- [Your instructions]:
Leaving out the pictures, retype all the material exactly.

- [Data]:
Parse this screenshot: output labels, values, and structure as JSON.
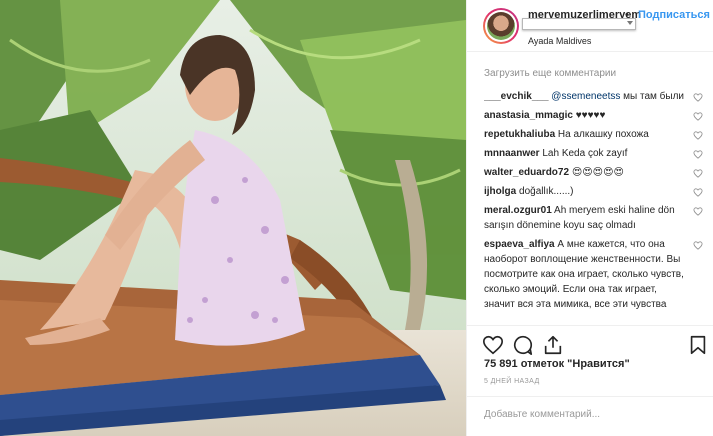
{
  "header": {
    "username": "meryemuzerlimeryem",
    "dot": "•",
    "follow_label": "Подписаться",
    "location": "Ayada Maldives"
  },
  "comments": {
    "load_more": "Загрузить еще комментарии",
    "items": [
      {
        "user": "___evchik___",
        "mention": "@ssemeneetss",
        "text": " мы там были"
      },
      {
        "user": "anastasia_mmagic",
        "mention": "",
        "text": " ♥♥♥♥♥"
      },
      {
        "user": "repetukhaliuba",
        "mention": "",
        "text": " На алкашку похожа"
      },
      {
        "user": "mnnaanwer",
        "mention": "",
        "text": " Lah Keda çok zayıf"
      },
      {
        "user": "walter_eduardo72",
        "mention": "",
        "text": " 😍😍😍😍😍"
      },
      {
        "user": "ijholga",
        "mention": "",
        "text": " doğallık......)"
      },
      {
        "user": "meral.ozgur01",
        "mention": "",
        "text": " Ah meryem eski haline dön sarışın dönemine koyu saç olmadı"
      },
      {
        "user": "espaeva_alfiya",
        "mention": "",
        "text": " А мне кажется, что она наоборот воплощение женственности. Вы посмотрите как она играет, сколько чувств, сколько эмоций. Если она так играет, значит вся эта мимика, все эти чувства"
      }
    ]
  },
  "likes_text": "75 891 отметок \"Нравится\"",
  "time_text": "5 ДНЕЙ НАЗАД",
  "add_comment_placeholder": "Добавьте комментарий...",
  "icons": {
    "like": "heart-icon",
    "comment": "comment-icon",
    "share": "share-icon",
    "save": "bookmark-icon"
  },
  "colors": {
    "link": "#3897f0",
    "mention": "#003569",
    "muted": "#8e8e8e"
  }
}
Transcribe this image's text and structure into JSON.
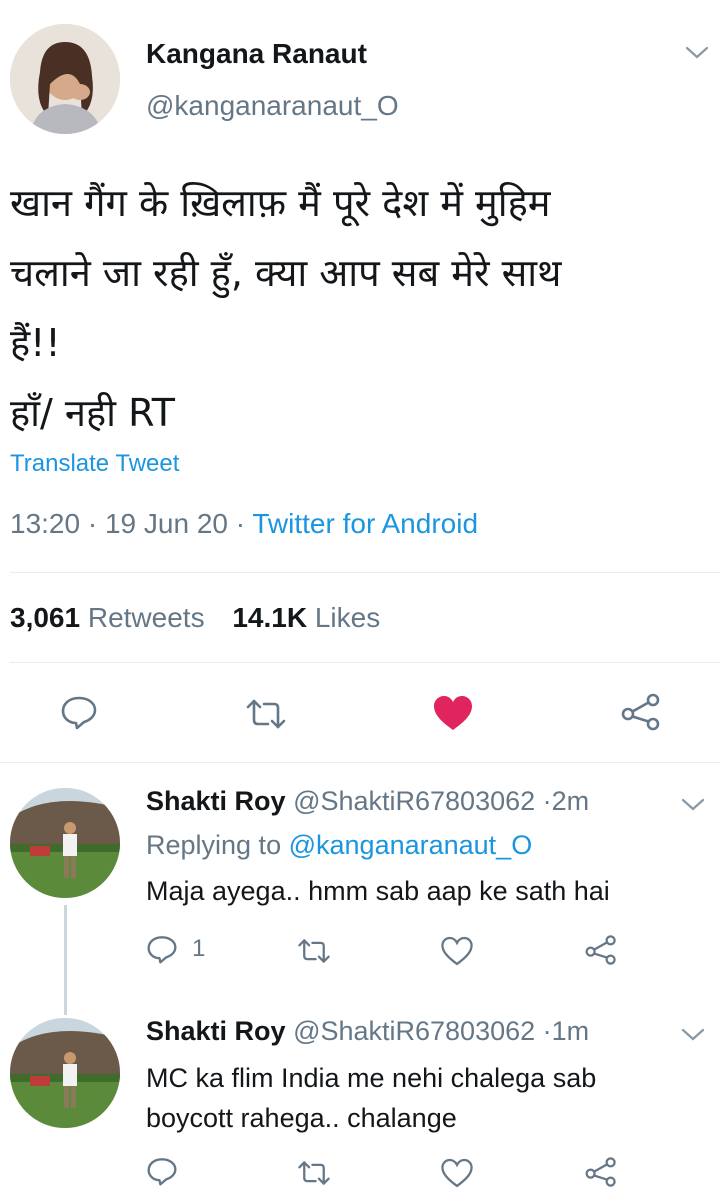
{
  "tweet": {
    "author_name": "Kangana Ranaut",
    "author_handle": "@kanganaranaut_O",
    "text_line1": "खान गैंग के ख़िलाफ़ मैं पूरे देश में मुहिम",
    "text_line2": "चलाने जा रही हुँ, क्या आप सब मेरे साथ",
    "text_line3": "हैं!!",
    "text_line4": "हाँ/ नही RT",
    "translate_label": "Translate Tweet",
    "time": "13:20",
    "date": "19 Jun 20",
    "source": "Twitter for Android",
    "retweets_count": "3,061",
    "retweets_label": "Retweets",
    "likes_count": "14.1K",
    "likes_label": "Likes"
  },
  "replies": [
    {
      "name": "Shakti Roy",
      "handle": "@ShaktiR67803062",
      "age": "2m",
      "replying_prefix": "Replying to",
      "replying_to": "@kanganaranaut_O",
      "text": "Maja ayega.. hmm sab aap ke sath hai",
      "reply_count": "1"
    },
    {
      "name": "Shakti Roy",
      "handle": "@ShaktiR67803062",
      "age": "1m",
      "text_line1": "MC ka flim India me nehi chalega sab",
      "text_line2": "boycott rahega.. chalange"
    }
  ],
  "separator": "·",
  "colors": {
    "accent": "#1b95e0",
    "like": "#e0245e",
    "muted": "#657786",
    "divider": "#e6ecf0"
  },
  "icons": [
    "chevron-down-icon",
    "reply-icon",
    "retweet-icon",
    "like-icon",
    "share-icon"
  ]
}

- [Task output]:
Parse this screenshot: output labels, values, and structure as JSON.
{
  "header": {
    "username": "meryemuzerlimeryem",
    "dot": "•",
    "follow_label": "Подписаться",
    "location": "Ayada Maldives"
  },
  "comments": {
    "load_more": "Загрузить еще комментарии",
    "items": [
      {
        "user": "___evchik___",
        "mention": "@ssemeneetss",
        "text": " мы там были"
      },
      {
        "user": "anastasia_mmagic",
        "mention": "",
        "text": " ♥♥♥♥♥"
      },
      {
        "user": "repetukhaliuba",
        "mention": "",
        "text": " На алкашку похожа"
      },
      {
        "user": "mnnaanwer",
        "mention": "",
        "text": " Lah Keda çok zayıf"
      },
      {
        "user": "walter_eduardo72",
        "mention": "",
        "text": " 😍😍😍😍😍"
      },
      {
        "user": "ijholga",
        "mention": "",
        "text": " doğallık......)"
      },
      {
        "user": "meral.ozgur01",
        "mention": "",
        "text": " Ah meryem eski haline dön sarışın dönemine koyu saç olmadı"
      },
      {
        "user": "espaeva_alfiya",
        "mention": "",
        "text": " А мне кажется, что она наоборот воплощение женственности. Вы посмотрите как она играет, сколько чувств, сколько эмоций. Если она так играет, значит вся эта мимика, все эти чувства"
      }
    ]
  },
  "likes_text": "75 891 отметок \"Нравится\"",
  "time_text": "5 ДНЕЙ НАЗАД",
  "add_comment_placeholder": "Добавьте комментарий...",
  "icons": {
    "like": "heart-icon",
    "comment": "comment-icon",
    "share": "share-icon",
    "save": "bookmark-icon"
  },
  "colors": {
    "link": "#3897f0",
    "mention": "#003569",
    "muted": "#8e8e8e"
  }
}
Transcribe this image's text and structure into JSON.
{
  "tweet": {
    "author_name": "Kangana Ranaut",
    "author_handle": "@kanganaranaut_O",
    "text_line1": "खान गैंग के ख़िलाफ़ मैं पूरे देश में मुहिम",
    "text_line2": "चलाने जा रही हुँ, क्या आप सब मेरे साथ",
    "text_line3": "हैं!!",
    "text_line4": "हाँ/ नही RT",
    "translate_label": "Translate Tweet",
    "time": "13:20",
    "date": "19 Jun 20",
    "source": "Twitter for Android",
    "retweets_count": "3,061",
    "retweets_label": "Retweets",
    "likes_count": "14.1K",
    "likes_label": "Likes"
  },
  "replies": [
    {
      "name": "Shakti Roy",
      "handle": "@ShaktiR67803062",
      "age": "2m",
      "replying_prefix": "Replying to",
      "replying_to": "@kanganaranaut_O",
      "text": "Maja ayega.. hmm sab aap ke sath hai",
      "reply_count": "1"
    },
    {
      "name": "Shakti Roy",
      "handle": "@ShaktiR67803062",
      "age": "1m",
      "text_line1": "MC ka flim India me nehi chalega sab",
      "text_line2": "boycott rahega.. chalange"
    }
  ],
  "separator": "·",
  "colors": {
    "accent": "#1b95e0",
    "like": "#e0245e",
    "muted": "#657786",
    "divider": "#e6ecf0"
  },
  "icons": [
    "chevron-down-icon",
    "reply-icon",
    "retweet-icon",
    "like-icon",
    "share-icon"
  ]
}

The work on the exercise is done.